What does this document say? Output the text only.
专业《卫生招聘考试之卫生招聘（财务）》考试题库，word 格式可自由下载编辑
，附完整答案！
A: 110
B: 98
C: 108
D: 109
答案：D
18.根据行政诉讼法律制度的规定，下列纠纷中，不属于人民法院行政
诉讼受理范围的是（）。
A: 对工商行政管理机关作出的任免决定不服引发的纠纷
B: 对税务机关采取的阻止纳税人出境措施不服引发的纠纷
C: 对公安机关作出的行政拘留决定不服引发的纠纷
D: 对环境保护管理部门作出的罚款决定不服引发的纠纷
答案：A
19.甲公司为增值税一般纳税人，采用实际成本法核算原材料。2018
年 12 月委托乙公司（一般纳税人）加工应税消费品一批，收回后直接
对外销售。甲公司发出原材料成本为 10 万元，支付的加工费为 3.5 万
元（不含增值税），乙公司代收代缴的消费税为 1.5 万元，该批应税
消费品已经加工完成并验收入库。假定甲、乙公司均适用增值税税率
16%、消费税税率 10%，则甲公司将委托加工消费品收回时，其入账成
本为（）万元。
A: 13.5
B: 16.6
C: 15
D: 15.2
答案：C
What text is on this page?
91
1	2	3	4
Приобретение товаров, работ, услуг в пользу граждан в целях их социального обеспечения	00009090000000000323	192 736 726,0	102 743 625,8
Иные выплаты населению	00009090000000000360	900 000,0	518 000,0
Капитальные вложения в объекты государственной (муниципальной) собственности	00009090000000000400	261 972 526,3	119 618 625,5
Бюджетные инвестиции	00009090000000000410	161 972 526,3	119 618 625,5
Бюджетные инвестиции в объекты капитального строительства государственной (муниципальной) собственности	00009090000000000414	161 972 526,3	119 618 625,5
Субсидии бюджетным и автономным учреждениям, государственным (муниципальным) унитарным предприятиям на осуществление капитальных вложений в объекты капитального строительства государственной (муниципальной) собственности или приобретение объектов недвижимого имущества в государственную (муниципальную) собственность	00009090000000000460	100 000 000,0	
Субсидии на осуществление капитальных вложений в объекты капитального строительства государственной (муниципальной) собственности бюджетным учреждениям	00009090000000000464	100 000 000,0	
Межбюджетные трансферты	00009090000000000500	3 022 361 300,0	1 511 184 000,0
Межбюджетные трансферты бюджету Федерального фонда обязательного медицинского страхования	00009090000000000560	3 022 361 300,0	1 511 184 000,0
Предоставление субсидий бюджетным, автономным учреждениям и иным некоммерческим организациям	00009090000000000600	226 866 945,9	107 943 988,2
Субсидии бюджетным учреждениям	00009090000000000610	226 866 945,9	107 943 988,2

- What the task asks
Reply with nothing but a number: how many lines of the entries above contain the string "Межбюджетные"?

- Completed exercise
2